- _INSTRUCTIONS FOR THE TASK_: Copy every line of the records below that holds the word "novamente".

- _SOURCE RECORDS_:
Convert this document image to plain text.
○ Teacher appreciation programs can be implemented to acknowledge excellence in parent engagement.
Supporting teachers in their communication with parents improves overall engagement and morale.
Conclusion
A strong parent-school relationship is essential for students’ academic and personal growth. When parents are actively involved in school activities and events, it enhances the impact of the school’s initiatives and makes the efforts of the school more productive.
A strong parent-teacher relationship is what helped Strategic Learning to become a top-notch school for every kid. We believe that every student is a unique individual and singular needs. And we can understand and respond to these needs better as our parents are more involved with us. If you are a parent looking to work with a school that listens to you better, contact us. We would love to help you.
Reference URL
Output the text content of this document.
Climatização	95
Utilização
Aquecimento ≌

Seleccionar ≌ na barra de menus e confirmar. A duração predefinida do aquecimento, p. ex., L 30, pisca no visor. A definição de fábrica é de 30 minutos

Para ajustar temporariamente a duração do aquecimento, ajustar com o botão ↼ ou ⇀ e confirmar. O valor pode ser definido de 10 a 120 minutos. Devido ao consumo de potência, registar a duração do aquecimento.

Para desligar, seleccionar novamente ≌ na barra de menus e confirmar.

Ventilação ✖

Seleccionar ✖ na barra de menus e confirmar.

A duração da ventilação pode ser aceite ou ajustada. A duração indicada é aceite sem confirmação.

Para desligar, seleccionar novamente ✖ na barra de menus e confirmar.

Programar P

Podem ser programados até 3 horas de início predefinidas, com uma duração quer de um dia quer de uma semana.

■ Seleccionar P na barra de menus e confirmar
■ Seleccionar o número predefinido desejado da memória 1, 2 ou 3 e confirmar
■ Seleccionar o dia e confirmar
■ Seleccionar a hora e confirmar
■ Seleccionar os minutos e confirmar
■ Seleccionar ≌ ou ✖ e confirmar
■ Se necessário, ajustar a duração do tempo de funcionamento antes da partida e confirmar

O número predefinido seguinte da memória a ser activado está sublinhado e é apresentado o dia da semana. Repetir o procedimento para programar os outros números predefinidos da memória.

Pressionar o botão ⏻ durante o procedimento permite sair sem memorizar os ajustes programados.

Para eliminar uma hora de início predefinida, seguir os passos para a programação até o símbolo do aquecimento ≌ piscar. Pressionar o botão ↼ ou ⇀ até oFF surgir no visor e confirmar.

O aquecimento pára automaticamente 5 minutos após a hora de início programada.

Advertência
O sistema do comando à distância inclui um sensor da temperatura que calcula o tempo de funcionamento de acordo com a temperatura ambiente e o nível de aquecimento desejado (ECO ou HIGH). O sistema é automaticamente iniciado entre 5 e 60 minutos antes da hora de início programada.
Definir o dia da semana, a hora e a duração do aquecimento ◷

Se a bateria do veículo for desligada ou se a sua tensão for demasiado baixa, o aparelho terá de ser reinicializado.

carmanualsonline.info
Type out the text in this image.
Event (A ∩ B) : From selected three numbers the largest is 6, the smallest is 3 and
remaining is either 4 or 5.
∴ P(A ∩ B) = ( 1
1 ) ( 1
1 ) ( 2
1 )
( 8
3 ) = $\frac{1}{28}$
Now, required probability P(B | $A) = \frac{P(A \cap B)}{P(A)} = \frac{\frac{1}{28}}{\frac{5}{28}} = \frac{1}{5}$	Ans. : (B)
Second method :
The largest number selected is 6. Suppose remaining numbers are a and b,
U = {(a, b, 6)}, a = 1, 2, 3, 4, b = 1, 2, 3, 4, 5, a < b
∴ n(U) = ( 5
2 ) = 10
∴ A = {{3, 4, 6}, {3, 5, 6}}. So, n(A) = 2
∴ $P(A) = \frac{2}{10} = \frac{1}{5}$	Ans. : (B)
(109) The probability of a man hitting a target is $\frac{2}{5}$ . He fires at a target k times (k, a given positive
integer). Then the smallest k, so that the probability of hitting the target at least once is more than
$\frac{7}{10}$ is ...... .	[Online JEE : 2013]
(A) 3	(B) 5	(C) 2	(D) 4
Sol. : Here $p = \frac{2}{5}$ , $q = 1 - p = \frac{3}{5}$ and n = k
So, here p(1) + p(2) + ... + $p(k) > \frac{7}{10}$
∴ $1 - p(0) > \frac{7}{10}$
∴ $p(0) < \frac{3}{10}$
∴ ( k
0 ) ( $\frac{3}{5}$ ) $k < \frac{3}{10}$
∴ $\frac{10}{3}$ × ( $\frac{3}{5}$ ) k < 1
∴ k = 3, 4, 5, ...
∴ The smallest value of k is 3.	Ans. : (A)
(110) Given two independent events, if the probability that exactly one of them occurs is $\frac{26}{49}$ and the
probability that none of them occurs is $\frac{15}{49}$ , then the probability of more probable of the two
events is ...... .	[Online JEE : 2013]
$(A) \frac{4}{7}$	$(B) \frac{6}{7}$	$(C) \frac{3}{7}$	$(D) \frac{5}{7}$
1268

- _TASK RESPONSE_:
Para desligar, seleccionar novamente ≌ na barra de menus e confirmar.
Para desligar, seleccionar novamente ✖ na barra de menus e confirmar.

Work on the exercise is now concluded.